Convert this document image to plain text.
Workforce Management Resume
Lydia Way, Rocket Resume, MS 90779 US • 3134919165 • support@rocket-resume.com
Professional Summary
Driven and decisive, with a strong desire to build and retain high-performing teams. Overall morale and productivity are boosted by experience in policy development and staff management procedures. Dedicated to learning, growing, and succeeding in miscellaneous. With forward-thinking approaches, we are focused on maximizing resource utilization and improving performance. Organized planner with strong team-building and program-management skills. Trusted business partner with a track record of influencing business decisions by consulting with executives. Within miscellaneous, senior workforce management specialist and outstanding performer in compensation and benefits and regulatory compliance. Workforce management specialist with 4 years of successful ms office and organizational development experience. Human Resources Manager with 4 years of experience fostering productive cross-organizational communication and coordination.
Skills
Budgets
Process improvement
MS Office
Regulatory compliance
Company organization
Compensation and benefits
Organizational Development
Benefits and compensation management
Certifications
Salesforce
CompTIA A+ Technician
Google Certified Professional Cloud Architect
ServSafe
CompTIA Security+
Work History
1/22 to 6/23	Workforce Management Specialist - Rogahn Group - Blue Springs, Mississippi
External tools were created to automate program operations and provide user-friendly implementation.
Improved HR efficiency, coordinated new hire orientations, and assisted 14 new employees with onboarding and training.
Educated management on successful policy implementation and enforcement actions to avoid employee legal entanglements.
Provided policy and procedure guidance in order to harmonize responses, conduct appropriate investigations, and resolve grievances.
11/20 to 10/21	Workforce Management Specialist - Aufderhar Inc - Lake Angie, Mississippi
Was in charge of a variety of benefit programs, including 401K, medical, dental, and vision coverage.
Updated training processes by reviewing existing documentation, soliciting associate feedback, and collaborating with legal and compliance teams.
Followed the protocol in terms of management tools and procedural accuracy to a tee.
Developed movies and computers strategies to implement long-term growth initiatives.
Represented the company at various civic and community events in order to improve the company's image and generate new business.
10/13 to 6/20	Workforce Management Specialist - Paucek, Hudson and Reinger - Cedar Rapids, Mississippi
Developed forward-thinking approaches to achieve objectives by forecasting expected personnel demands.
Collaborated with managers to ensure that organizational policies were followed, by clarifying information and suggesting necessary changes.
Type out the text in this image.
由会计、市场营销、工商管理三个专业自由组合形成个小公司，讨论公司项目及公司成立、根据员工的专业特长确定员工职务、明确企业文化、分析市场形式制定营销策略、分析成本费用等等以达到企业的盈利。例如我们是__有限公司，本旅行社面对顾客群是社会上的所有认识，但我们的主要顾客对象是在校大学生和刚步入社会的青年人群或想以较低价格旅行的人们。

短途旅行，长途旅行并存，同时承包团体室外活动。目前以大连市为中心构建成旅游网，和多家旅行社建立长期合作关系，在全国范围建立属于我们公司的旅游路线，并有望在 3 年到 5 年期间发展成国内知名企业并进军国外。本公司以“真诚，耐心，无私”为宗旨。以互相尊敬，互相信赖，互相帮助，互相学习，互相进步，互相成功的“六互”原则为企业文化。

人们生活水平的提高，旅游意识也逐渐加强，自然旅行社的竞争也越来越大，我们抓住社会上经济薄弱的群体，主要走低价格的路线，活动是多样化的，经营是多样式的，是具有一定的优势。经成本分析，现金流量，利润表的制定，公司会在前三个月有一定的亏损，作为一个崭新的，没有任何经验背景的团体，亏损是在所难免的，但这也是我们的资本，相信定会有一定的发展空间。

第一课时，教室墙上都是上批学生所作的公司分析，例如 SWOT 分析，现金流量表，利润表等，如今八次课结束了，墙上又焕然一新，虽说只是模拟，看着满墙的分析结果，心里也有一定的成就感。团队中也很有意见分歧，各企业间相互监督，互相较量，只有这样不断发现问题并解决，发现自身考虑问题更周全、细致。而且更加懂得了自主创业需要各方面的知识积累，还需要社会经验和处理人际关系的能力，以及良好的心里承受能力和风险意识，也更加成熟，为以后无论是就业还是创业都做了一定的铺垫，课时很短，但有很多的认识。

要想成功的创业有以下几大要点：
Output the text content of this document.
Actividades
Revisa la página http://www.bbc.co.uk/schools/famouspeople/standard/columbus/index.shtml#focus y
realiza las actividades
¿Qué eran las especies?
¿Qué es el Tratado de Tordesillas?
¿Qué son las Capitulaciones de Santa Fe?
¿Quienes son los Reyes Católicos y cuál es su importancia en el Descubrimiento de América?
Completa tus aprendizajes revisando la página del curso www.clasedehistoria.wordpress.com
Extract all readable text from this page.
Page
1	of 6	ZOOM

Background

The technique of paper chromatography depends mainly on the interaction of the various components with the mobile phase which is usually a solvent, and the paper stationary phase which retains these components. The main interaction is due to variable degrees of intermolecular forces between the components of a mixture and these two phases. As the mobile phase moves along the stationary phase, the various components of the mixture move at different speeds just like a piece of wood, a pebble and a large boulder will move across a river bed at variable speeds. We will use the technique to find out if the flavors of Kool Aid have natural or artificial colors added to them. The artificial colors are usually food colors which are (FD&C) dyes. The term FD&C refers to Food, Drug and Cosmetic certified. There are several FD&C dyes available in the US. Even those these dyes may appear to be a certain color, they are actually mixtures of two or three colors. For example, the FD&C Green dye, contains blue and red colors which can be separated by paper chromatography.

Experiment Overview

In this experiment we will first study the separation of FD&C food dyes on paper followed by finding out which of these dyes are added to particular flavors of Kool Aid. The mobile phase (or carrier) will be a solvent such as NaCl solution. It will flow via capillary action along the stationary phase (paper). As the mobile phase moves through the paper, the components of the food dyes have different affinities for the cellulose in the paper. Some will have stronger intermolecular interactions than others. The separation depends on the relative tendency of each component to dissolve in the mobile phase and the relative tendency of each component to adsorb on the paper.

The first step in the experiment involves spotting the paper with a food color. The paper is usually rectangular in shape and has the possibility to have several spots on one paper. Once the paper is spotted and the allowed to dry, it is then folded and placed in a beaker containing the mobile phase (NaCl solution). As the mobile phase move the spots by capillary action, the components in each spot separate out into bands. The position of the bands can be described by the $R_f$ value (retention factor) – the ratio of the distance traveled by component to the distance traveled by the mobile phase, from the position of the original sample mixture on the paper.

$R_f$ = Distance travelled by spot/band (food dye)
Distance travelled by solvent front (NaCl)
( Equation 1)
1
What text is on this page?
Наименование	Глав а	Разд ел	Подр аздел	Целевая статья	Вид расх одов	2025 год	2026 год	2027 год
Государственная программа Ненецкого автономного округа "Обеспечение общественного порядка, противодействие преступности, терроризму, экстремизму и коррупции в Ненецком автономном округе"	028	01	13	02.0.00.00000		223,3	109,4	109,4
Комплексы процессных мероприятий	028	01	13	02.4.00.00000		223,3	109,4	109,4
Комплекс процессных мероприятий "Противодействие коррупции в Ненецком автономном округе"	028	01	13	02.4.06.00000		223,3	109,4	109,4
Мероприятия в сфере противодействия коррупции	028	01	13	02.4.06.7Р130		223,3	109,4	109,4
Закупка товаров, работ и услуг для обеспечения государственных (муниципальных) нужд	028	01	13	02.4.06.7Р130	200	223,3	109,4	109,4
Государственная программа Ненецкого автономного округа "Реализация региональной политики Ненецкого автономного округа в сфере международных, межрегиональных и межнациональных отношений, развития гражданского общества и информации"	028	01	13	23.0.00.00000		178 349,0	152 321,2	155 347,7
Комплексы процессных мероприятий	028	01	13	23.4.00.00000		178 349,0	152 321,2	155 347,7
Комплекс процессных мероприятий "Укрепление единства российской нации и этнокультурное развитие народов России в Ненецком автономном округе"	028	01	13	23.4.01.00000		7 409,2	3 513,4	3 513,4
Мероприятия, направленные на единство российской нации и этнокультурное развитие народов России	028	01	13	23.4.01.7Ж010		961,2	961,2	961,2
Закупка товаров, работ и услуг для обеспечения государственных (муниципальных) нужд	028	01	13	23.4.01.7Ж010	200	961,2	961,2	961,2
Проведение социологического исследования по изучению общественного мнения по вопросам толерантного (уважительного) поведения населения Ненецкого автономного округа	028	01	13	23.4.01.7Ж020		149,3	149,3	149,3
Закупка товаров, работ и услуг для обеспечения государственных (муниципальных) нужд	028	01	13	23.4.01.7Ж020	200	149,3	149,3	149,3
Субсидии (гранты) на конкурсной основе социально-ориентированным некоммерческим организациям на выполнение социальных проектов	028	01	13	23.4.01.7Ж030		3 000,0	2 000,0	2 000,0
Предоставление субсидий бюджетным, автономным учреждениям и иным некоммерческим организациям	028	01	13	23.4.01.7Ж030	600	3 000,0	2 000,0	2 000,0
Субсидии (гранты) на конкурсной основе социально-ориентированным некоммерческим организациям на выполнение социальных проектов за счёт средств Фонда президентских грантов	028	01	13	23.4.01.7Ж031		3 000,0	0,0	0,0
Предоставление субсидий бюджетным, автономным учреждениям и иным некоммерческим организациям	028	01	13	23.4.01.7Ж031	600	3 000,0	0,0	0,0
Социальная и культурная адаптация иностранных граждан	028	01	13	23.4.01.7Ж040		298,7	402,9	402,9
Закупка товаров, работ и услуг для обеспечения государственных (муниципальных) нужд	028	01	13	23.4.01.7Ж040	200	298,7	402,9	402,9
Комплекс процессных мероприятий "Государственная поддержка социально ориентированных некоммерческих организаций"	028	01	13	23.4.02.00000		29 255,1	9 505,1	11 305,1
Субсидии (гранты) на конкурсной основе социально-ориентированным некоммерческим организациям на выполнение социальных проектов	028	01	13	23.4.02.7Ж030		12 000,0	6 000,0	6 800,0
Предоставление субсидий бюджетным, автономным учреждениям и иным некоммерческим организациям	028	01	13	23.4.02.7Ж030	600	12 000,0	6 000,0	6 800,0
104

* * * * * * *

● Task statement
Go through the listing above and report how many of its lines contain the word "text", with only the number as output.

● Full answer
5